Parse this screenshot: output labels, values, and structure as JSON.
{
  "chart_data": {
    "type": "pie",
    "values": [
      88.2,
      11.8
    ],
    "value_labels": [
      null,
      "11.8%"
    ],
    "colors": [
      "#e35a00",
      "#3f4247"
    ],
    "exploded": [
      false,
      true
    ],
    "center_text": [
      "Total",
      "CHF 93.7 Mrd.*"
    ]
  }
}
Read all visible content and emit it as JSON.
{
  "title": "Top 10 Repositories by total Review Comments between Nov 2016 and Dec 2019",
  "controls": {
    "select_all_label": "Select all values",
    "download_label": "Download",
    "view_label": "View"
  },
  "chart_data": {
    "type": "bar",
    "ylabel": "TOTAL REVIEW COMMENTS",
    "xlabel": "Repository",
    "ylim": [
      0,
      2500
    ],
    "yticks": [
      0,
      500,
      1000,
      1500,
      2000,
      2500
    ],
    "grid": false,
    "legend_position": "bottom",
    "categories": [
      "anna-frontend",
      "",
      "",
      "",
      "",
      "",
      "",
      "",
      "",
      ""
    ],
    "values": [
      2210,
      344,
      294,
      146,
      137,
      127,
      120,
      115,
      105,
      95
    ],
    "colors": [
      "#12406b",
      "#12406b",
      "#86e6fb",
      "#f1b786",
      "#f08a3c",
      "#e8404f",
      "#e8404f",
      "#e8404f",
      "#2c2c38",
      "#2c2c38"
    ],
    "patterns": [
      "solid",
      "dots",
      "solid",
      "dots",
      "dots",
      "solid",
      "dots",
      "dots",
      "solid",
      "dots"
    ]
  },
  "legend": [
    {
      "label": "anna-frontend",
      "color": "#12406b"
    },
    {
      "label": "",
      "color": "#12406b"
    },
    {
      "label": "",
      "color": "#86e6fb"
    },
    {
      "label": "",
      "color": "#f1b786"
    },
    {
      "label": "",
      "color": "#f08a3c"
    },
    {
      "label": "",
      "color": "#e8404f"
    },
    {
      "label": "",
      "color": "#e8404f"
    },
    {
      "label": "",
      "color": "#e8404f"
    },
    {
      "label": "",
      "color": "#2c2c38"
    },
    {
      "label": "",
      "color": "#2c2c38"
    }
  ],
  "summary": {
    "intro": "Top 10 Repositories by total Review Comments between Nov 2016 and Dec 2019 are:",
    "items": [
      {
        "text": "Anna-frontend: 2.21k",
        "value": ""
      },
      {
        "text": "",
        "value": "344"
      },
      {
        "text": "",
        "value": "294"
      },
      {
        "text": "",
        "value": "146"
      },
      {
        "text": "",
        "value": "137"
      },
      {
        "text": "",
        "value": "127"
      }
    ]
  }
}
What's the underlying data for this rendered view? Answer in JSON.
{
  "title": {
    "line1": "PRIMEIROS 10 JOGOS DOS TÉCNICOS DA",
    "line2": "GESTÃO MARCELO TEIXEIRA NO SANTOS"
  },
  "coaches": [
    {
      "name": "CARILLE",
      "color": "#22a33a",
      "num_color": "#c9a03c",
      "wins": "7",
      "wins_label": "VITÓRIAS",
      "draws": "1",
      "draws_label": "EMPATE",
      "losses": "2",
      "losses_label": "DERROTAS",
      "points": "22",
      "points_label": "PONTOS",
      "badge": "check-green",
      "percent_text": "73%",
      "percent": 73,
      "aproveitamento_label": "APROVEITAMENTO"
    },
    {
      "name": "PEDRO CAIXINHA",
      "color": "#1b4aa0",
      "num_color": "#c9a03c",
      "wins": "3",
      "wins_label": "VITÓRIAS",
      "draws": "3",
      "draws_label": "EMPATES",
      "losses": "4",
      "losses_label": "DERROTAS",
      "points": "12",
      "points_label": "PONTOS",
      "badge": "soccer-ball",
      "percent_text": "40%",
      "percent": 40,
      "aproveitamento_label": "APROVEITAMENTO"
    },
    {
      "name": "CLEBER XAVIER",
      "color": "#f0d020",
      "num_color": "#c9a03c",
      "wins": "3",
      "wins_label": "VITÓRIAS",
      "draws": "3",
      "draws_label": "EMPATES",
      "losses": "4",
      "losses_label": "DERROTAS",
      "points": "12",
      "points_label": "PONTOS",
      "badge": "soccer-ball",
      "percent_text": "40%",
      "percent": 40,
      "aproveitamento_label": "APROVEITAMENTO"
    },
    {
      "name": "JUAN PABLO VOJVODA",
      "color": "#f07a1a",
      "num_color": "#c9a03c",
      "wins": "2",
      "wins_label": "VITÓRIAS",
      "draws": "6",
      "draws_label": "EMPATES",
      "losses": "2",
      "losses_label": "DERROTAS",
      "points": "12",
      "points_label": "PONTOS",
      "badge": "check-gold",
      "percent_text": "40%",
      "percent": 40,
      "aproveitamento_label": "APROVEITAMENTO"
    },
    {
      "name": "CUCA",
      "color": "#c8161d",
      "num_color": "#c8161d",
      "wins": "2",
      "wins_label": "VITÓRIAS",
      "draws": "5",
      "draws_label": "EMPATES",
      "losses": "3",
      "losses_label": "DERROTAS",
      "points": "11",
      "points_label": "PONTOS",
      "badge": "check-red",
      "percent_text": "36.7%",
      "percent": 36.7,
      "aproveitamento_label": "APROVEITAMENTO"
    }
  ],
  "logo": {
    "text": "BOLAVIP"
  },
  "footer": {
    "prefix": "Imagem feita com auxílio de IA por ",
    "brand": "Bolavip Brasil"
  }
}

--------------------------------

**YOUR GOAL**
Can you give every line above again, exactly as written?

**EXPECTED OUTPUT**
Parse this screenshot: output labels, values, and structure as JSON.
{
  "chart_data": {
    "type": "pie",
    "values": [
      88.2,
      11.8
    ],
    "value_labels": [
      null,
      "11.8%"
    ],
    "colors": [
      "#e35a00",
      "#3f4247"
    ],
    "exploded": [
      false,
      true
    ],
    "center_text": [
      "Total",
      "CHF 93.7 Mrd.*"
    ]
  }
}
Read all visible content and emit it as JSON.
{
  "title": "Top 10 Repositories by total Review Comments between Nov 2016 and Dec 2019",
  "controls": {
    "select_all_label": "Select all values",
    "download_label": "Download",
    "view_label": "View"
  },
  "chart_data": {
    "type": "bar",
    "ylabel": "TOTAL REVIEW COMMENTS",
    "xlabel": "Repository",
    "ylim": [
      0,
      2500
    ],
    "yticks": [
      0,
      500,
      1000,
      1500,
      2000,
      2500
    ],
    "grid": false,
    "legend_position": "bottom",
    "categories": [
      "anna-frontend",
      "",
      "",
      "",
      "",
      "",
      "",
      "",
      "",
      ""
    ],
    "values": [
      2210,
      344,
      294,
      146,
      137,
      127,
      120,
      115,
      105,
      95
    ],
    "colors": [
      "#12406b",
      "#12406b",
      "#86e6fb",
      "#f1b786",
      "#f08a3c",
      "#e8404f",
      "#e8404f",
      "#e8404f",
      "#2c2c38",
      "#2c2c38"
    ],
    "patterns": [
      "solid",
      "dots",
      "solid",
      "dots",
      "dots",
      "solid",
      "dots",
      "dots",
      "solid",
      "dots"
    ]
  },
  "legend": [
    {
      "label": "anna-frontend",
      "color": "#12406b"
    },
    {
      "label": "",
      "color": "#12406b"
    },
    {
      "label": "",
      "color": "#86e6fb"
    },
    {
      "label": "",
      "color": "#f1b786"
    },
    {
      "label": "",
      "color": "#f08a3c"
    },
    {
      "label": "",
      "color": "#e8404f"
    },
    {
      "label": "",
      "color": "#e8404f"
    },
    {
      "label": "",
      "color": "#e8404f"
    },
    {
      "label": "",
      "color": "#2c2c38"
    },
    {
      "label": "",
      "color": "#2c2c38"
    }
  ],
  "summary": {
    "intro": "Top 10 Repositories by total Review Comments between Nov 2016 and Dec 2019 are:",
    "items": [
      {
        "text": "Anna-frontend: 2.21k",
        "value": ""
      },
      {
        "text": "",
        "value": "344"
      },
      {
        "text": "",
        "value": "294"
      },
      {
        "text": "",
        "value": "146"
      },
      {
        "text": "",
        "value": "137"
      },
      {
        "text": "",
        "value": "127"
      }
    ]
  }
}
What's the underlying data for this rendered view? Answer in JSON.
{
  "title": {
    "line1": "PRIMEIROS 10 JOGOS DOS TÉCNICOS DA",
    "line2": "GESTÃO MARCELO TEIXEIRA NO SANTOS"
  },
  "coaches": [
    {
      "name": "CARILLE",
      "color": "#22a33a",
      "num_color": "#c9a03c",
      "wins": "7",
      "wins_label": "VITÓRIAS",
      "draws": "1",
      "draws_label": "EMPATE",
      "losses": "2",
      "losses_label": "DERROTAS",
      "points": "22",
      "points_label": "PONTOS",
      "badge": "check-green",
      "percent_text": "73%",
      "percent": 73,
      "aproveitamento_label": "APROVEITAMENTO"
    },
    {
      "name": "PEDRO CAIXINHA",
      "color": "#1b4aa0",
      "num_color": "#c9a03c",
      "wins": "3",
      "wins_label": "VITÓRIAS",
      "draws": "3",
      "draws_label": "EMPATES",
      "losses": "4",
      "losses_label": "DERROTAS",
      "points": "12",
      "points_label": "PONTOS",
      "badge": "soccer-ball",
      "percent_text": "40%",
      "percent": 40,
      "aproveitamento_label": "APROVEITAMENTO"
    },
    {
      "name": "CLEBER XAVIER",
      "color": "#f0d020",
      "num_color": "#c9a03c",
      "wins": "3",
      "wins_label": "VITÓRIAS",
      "draws": "3",
      "draws_label": "EMPATES",
      "losses": "4",
      "losses_label": "DERROTAS",
      "points": "12",
      "points_label": "PONTOS",
      "badge": "soccer-ball",
      "percent_text": "40%",
      "percent": 40,
      "aproveitamento_label": "APROVEITAMENTO"
    },
    {
      "name": "JUAN PABLO VOJVODA",
      "color": "#f07a1a",
      "num_color": "#c9a03c",
      "wins": "2",
      "wins_label": "VITÓRIAS",
      "draws": "6",
      "draws_label": "EMPATES",
      "losses": "2",
      "losses_label": "DERROTAS",
      "points": "12",
      "points_label": "PONTOS",
      "badge": "check-gold",
      "percent_text": "40%",
      "percent": 40,
      "aproveitamento_label": "APROVEITAMENTO"
    },
    {
      "name": "CUCA",
      "color": "#c8161d",
      "num_color": "#c8161d",
      "wins": "2",
      "wins_label": "VITÓRIAS",
      "draws": "5",
      "draws_label": "EMPATES",
      "losses": "3",
      "losses_label": "DERROTAS",
      "points": "11",
      "points_label": "PONTOS",
      "badge": "check-red",
      "percent_text": "36.7%",
      "percent": 36.7,
      "aproveitamento_label": "APROVEITAMENTO"
    }
  ],
  "logo": {
    "text": "BOLAVIP"
  },
  "footer": {
    "prefix": "Imagem feita com auxílio de IA por ",
    "brand": "Bolavip Brasil"
  }
}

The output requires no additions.